• _What you should do_
Using the records below, report how many lines hold "liàn", with no extra text.

(Collection entries)

::::::::

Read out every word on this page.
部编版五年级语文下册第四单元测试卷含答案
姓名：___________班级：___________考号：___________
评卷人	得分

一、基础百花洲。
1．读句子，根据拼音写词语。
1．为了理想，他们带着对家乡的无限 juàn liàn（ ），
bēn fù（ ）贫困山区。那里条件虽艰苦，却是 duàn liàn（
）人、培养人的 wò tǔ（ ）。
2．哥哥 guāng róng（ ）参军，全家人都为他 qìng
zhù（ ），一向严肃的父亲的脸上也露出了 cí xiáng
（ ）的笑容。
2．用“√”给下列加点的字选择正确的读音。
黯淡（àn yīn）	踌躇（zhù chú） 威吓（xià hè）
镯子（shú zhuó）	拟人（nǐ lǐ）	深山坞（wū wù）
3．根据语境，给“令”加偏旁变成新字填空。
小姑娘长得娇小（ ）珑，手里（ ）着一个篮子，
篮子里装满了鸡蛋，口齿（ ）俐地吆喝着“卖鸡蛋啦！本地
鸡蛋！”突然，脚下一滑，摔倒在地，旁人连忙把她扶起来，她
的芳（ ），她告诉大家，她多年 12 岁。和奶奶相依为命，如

::::::::

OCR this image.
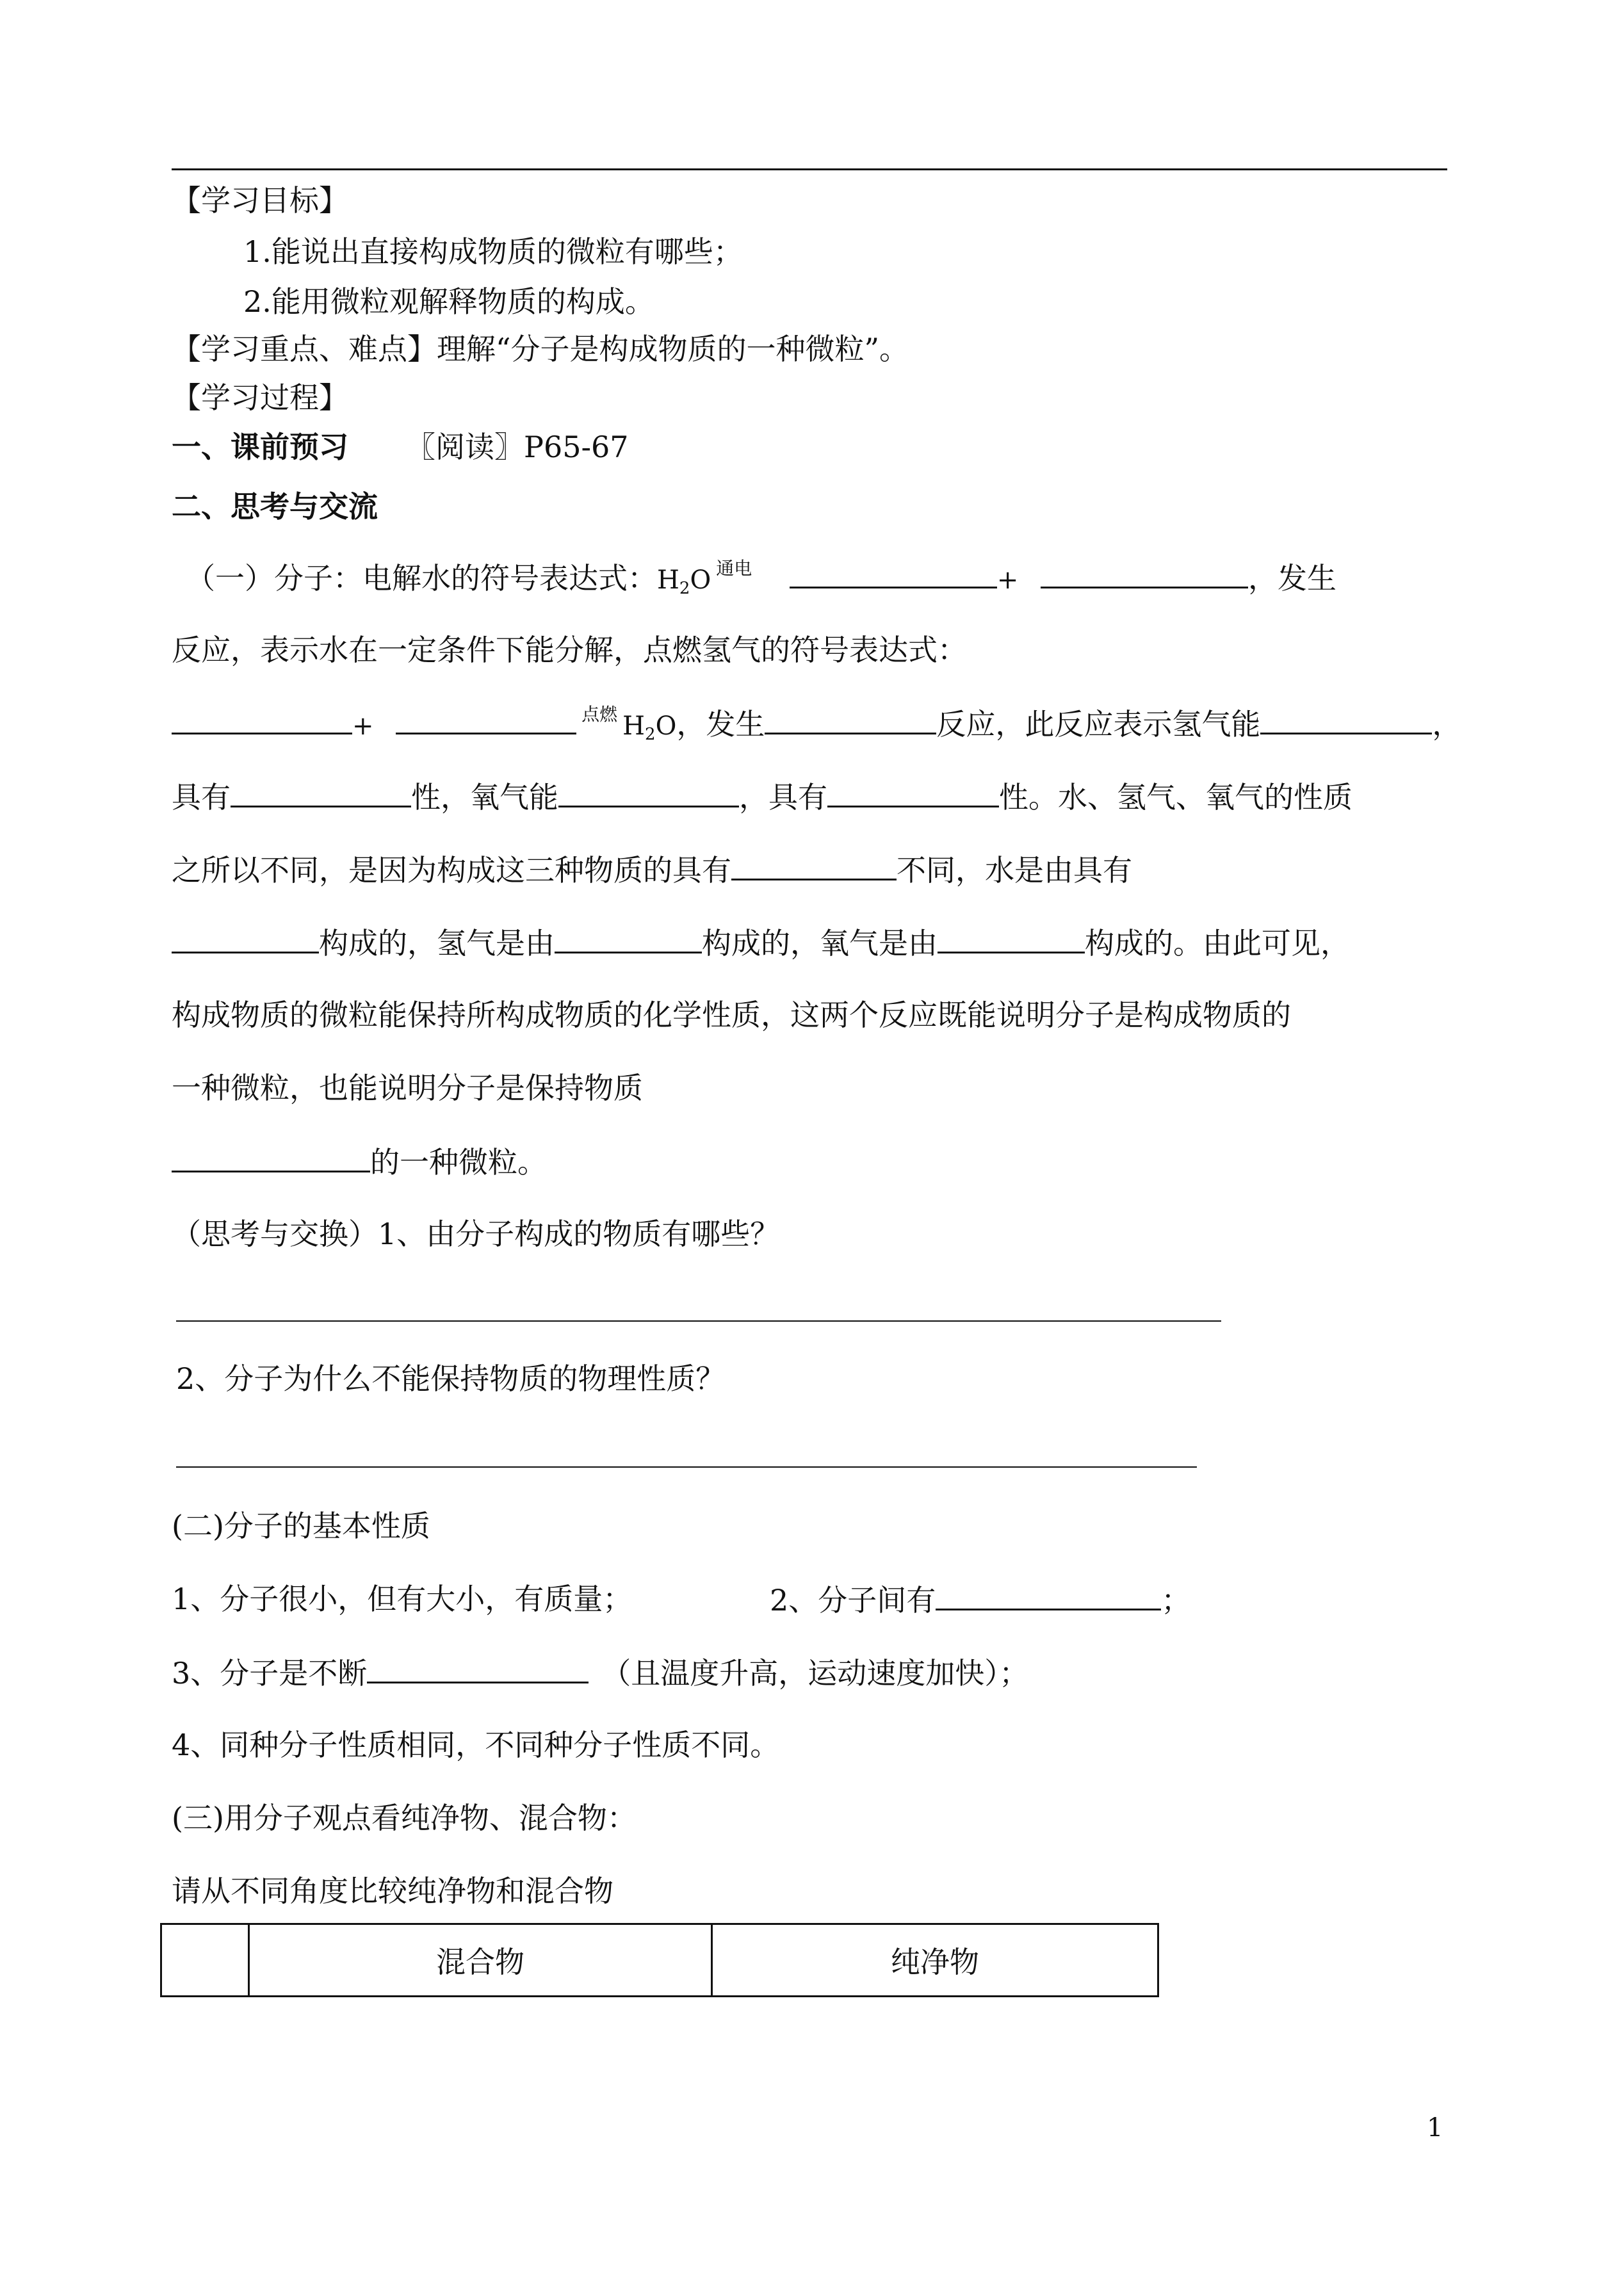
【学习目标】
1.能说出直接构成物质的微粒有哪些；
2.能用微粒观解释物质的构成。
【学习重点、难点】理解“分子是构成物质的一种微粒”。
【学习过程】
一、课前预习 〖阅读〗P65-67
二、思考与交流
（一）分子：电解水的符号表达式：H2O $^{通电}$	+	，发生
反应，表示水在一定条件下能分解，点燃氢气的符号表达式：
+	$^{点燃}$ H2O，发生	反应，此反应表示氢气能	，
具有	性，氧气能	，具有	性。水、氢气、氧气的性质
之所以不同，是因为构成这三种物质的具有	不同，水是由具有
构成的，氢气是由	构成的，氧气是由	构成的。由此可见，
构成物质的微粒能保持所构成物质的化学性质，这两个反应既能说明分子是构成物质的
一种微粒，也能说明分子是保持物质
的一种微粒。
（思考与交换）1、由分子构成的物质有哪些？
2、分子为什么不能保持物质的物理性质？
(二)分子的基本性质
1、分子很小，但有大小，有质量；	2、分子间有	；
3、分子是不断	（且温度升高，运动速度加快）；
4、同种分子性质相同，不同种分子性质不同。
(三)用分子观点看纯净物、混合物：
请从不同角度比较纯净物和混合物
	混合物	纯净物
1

::::::::

• _Written solution_
2